Extracted records:

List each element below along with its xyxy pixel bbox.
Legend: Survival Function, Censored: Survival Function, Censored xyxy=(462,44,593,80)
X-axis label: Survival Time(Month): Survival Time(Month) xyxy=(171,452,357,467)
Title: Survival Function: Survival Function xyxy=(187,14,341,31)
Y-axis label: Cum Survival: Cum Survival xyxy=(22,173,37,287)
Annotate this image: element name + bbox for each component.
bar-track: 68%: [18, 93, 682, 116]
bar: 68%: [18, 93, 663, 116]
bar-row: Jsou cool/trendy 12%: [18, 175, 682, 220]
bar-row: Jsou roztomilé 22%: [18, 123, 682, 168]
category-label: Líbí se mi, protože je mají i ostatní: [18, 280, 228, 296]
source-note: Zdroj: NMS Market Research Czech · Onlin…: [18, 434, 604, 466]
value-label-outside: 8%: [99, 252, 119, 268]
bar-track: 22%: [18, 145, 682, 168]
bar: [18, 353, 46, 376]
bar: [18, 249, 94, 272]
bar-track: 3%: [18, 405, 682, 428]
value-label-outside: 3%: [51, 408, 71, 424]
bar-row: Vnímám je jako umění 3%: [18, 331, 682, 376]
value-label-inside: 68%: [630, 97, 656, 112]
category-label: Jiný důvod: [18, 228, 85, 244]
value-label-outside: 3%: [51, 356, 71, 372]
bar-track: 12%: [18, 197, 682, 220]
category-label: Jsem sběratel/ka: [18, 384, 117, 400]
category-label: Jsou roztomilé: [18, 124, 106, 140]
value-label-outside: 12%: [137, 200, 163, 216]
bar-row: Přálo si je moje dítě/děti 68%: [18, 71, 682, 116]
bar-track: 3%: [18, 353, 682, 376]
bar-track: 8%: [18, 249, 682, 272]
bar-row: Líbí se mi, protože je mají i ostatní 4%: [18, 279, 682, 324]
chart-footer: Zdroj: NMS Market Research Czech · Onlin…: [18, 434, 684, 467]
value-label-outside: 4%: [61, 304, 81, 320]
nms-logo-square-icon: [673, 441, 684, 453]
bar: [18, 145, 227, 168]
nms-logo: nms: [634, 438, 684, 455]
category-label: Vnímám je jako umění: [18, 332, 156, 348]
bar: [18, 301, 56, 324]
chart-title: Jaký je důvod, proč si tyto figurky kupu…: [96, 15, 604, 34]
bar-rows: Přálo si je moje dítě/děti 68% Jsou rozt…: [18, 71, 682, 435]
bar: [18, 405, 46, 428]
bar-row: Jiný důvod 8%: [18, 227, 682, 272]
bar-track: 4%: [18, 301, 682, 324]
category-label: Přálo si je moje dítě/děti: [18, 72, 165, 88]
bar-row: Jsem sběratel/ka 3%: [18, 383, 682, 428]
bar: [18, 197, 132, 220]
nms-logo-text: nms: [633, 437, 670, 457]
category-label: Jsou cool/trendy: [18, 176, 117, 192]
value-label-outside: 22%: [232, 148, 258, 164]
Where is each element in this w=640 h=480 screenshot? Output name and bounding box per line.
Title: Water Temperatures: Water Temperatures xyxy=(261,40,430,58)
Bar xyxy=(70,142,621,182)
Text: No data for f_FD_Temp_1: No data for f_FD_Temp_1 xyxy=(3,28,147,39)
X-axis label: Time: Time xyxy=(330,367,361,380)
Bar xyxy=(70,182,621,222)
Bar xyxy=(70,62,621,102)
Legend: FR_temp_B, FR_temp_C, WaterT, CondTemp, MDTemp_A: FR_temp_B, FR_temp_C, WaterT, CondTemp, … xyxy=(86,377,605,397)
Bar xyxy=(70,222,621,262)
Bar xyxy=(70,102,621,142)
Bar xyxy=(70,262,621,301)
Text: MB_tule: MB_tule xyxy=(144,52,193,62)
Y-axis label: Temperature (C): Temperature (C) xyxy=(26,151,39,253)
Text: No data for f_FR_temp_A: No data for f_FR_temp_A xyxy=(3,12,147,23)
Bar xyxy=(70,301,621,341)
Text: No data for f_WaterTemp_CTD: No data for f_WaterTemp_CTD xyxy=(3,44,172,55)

Problem to work on:
Can you give the data above again with every "bar-track" renamed to "bar-background" and nothing else changed?

Response to the task:
List each element below along with its xyxy pixel bbox.
Legend: Survival Function, Censored: Survival Function, Censored xyxy=(462,44,593,80)
X-axis label: Survival Time(Month): Survival Time(Month) xyxy=(171,452,357,467)
Title: Survival Function: Survival Function xyxy=(187,14,341,31)
Y-axis label: Cum Survival: Cum Survival xyxy=(22,173,37,287)
Annotate this image: element name + bbox for each component.
bar-background: 68%: [18, 93, 682, 116]
bar: 68%: [18, 93, 663, 116]
bar-row: Jsou cool/trendy 12%: [18, 175, 682, 220]
bar-row: Jsou roztomilé 22%: [18, 123, 682, 168]
category-label: Líbí se mi, protože je mají i ostatní: [18, 280, 228, 296]
source-note: Zdroj: NMS Market Research Czech · Onlin…: [18, 434, 604, 466]
value-label-outside: 8%: [99, 252, 119, 268]
bar-background: 22%: [18, 145, 682, 168]
bar: [18, 353, 46, 376]
bar: [18, 249, 94, 272]
bar-background: 3%: [18, 405, 682, 428]
value-label-outside: 3%: [51, 408, 71, 424]
bar-row: Vnímám je jako umění 3%: [18, 331, 682, 376]
value-label-inside: 68%: [630, 97, 656, 112]
category-label: Jiný důvod: [18, 228, 85, 244]
value-label-outside: 3%: [51, 356, 71, 372]
bar-background: 12%: [18, 197, 682, 220]
category-label: Jsem sběratel/ka: [18, 384, 117, 400]
category-label: Jsou roztomilé: [18, 124, 106, 140]
value-label-outside: 12%: [137, 200, 163, 216]
bar-row: Přálo si je moje dítě/děti 68%: [18, 71, 682, 116]
bar-background: 3%: [18, 353, 682, 376]
bar-background: 8%: [18, 249, 682, 272]
bar-row: Líbí se mi, protože je mají i ostatní 4%: [18, 279, 682, 324]
chart-footer: Zdroj: NMS Market Research Czech · Onlin…: [18, 434, 684, 467]
value-label-outside: 4%: [61, 304, 81, 320]
nms-logo-square-icon: [673, 441, 684, 453]
bar: [18, 145, 227, 168]
nms-logo: nms: [634, 438, 684, 455]
category-label: Vnímám je jako umění: [18, 332, 156, 348]
bar: [18, 301, 56, 324]
chart-title: Jaký je důvod, proč si tyto figurky kupu…: [96, 15, 604, 34]
bar-rows: Přálo si je moje dítě/děti 68% Jsou rozt…: [18, 71, 682, 435]
bar: [18, 405, 46, 428]
bar-row: Jiný důvod 8%: [18, 227, 682, 272]
bar-background: 4%: [18, 301, 682, 324]
category-label: Přálo si je moje dítě/děti: [18, 72, 165, 88]
bar-row: Jsem sběratel/ka 3%: [18, 383, 682, 428]
bar: [18, 197, 132, 220]
nms-logo-text: nms: [633, 437, 670, 457]
category-label: Jsou cool/trendy: [18, 176, 117, 192]
value-label-outside: 22%: [232, 148, 258, 164]
Where is each element in this w=640 h=480 screenshot? Output name and bounding box per line.
Title: Water Temperatures: Water Temperatures xyxy=(261,40,430,58)
Bar xyxy=(70,142,621,182)
Text: No data for f_FD_Temp_1: No data for f_FD_Temp_1 xyxy=(3,28,147,39)
X-axis label: Time: Time xyxy=(330,367,361,380)
Bar xyxy=(70,182,621,222)
Bar xyxy=(70,62,621,102)
Legend: FR_temp_B, FR_temp_C, WaterT, CondTemp, MDTemp_A: FR_temp_B, FR_temp_C, WaterT, CondTemp, … xyxy=(86,377,605,397)
Bar xyxy=(70,222,621,262)
Bar xyxy=(70,102,621,142)
Bar xyxy=(70,262,621,301)
Text: MB_tule: MB_tule xyxy=(144,52,193,62)
Y-axis label: Temperature (C): Temperature (C) xyxy=(26,151,39,253)
Text: No data for f_FR_temp_A: No data for f_FR_temp_A xyxy=(3,12,147,23)
Bar xyxy=(70,301,621,341)
Text: No data for f_WaterTemp_CTD: No data for f_WaterTemp_CTD xyxy=(3,44,172,55)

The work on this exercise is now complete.